Requirement — Find each line holding "Iteration" and copy it out.

Excerpts from a figure dataset

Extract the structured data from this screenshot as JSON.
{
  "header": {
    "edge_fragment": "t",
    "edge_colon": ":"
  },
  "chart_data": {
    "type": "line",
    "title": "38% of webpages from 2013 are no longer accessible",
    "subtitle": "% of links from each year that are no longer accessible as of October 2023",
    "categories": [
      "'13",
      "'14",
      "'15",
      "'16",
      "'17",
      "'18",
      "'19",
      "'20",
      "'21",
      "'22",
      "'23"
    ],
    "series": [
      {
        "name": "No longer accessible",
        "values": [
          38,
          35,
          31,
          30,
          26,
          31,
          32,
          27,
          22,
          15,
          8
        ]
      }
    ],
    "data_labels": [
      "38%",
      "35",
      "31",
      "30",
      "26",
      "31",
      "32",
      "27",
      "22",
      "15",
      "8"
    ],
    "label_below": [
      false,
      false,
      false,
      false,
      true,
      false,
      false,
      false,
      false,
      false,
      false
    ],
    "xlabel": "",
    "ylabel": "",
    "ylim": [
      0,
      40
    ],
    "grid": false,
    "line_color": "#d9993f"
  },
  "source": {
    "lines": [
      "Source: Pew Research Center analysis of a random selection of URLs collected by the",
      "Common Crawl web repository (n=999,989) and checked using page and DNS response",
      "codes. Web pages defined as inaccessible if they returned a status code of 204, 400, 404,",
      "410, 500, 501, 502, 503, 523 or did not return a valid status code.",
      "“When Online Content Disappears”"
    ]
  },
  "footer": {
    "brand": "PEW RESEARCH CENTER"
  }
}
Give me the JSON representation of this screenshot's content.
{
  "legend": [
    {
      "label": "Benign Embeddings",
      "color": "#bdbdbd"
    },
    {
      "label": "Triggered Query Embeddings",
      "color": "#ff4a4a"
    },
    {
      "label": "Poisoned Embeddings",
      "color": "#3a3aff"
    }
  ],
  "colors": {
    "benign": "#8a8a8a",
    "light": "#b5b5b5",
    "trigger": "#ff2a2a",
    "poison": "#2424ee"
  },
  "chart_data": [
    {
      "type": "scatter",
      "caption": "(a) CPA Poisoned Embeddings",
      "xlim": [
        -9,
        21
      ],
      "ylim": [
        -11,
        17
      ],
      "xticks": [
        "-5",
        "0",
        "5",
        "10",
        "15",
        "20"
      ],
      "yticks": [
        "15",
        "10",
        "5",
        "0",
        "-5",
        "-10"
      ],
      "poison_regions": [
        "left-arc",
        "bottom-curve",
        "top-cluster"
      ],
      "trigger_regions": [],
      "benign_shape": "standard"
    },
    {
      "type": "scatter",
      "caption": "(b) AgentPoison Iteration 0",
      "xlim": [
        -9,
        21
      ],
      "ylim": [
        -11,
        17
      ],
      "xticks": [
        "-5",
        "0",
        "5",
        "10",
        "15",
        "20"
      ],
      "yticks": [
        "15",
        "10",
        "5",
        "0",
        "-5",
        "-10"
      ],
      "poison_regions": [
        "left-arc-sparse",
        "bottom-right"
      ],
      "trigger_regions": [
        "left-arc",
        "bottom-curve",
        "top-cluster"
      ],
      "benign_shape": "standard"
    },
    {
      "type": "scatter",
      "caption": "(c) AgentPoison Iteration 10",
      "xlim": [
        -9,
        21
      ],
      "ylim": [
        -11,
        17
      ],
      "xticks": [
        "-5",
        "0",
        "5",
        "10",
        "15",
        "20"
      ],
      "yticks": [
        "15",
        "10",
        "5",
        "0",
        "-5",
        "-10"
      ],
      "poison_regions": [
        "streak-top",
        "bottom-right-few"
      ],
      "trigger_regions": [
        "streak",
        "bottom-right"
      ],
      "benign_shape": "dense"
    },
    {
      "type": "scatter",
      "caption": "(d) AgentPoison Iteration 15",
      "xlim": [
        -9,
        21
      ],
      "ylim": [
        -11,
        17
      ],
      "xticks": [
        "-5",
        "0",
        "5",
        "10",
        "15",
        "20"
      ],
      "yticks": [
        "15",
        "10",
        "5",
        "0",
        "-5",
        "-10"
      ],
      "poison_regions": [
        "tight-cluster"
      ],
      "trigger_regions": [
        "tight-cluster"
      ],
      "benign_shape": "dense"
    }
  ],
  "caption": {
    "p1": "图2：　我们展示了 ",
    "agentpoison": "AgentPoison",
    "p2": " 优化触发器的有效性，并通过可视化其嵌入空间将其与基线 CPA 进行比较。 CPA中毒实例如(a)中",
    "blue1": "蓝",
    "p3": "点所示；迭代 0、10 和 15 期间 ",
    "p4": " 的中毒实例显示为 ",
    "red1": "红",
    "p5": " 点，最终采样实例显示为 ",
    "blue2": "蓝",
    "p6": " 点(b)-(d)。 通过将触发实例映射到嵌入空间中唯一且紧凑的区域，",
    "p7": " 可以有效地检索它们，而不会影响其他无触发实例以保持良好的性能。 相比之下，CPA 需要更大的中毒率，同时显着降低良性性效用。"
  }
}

Correct answer —
      "caption": "(b) AgentPoison Iteration 0",
      "caption": "(c) AgentPoison Iteration 10",
      "caption": "(d) AgentPoison Iteration 15",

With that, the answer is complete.